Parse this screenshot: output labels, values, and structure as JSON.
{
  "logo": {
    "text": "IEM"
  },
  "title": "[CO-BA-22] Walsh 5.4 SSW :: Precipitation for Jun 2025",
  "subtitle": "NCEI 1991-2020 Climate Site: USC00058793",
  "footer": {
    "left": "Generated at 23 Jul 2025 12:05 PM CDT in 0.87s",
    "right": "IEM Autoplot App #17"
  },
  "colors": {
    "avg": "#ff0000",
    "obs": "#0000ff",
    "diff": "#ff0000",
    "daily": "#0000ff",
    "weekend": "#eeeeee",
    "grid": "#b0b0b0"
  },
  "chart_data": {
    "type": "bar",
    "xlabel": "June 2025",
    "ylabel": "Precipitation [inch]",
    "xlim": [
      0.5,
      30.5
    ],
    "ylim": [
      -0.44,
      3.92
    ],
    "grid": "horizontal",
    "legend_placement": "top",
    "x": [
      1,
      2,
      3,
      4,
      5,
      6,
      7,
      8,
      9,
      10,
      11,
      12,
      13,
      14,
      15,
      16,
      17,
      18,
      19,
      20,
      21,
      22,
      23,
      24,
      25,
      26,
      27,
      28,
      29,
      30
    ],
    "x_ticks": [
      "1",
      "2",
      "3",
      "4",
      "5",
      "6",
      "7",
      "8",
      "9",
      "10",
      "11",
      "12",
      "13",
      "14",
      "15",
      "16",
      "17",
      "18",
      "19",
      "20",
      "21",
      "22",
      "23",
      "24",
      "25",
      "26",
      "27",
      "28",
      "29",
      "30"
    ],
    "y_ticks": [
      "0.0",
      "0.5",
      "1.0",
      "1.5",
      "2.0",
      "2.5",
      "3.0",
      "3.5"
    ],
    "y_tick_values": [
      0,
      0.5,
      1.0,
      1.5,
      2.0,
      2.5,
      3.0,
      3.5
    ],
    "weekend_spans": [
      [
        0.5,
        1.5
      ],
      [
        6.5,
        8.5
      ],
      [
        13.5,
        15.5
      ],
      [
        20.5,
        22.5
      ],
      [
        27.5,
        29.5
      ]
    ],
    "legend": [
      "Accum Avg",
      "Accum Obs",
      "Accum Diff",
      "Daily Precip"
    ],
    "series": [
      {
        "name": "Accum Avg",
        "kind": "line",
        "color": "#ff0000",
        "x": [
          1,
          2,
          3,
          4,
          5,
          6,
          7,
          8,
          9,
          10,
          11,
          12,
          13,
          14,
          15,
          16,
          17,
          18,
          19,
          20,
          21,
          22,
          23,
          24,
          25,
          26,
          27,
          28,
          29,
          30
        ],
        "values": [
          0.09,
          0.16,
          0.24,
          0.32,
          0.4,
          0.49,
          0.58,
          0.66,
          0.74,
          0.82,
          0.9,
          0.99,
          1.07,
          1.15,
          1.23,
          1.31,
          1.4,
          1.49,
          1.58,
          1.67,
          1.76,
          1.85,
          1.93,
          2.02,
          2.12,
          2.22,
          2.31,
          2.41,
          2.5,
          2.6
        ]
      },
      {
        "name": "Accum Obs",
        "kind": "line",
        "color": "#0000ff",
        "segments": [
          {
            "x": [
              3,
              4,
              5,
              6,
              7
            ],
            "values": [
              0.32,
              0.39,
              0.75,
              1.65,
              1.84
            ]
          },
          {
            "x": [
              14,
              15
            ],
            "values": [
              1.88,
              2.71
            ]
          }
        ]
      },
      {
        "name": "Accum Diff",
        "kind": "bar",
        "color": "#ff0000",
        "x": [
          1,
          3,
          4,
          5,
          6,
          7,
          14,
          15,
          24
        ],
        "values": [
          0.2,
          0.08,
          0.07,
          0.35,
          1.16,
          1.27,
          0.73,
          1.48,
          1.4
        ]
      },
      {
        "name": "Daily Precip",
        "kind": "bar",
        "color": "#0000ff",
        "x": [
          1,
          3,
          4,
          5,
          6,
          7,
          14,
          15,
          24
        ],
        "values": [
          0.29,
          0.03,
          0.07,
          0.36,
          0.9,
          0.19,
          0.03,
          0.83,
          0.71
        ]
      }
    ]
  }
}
• • •
EXERCISE OBJECTIVE => Which lines of the material contain the string "Accum"? List each of them.

COMPLETE OUTPUT =>
      "Accum Avg",
      "Accum Obs",
      "Accum Diff",
        "name": "Accum Avg",
        "name": "Accum Obs",
        "name": "Accum Diff",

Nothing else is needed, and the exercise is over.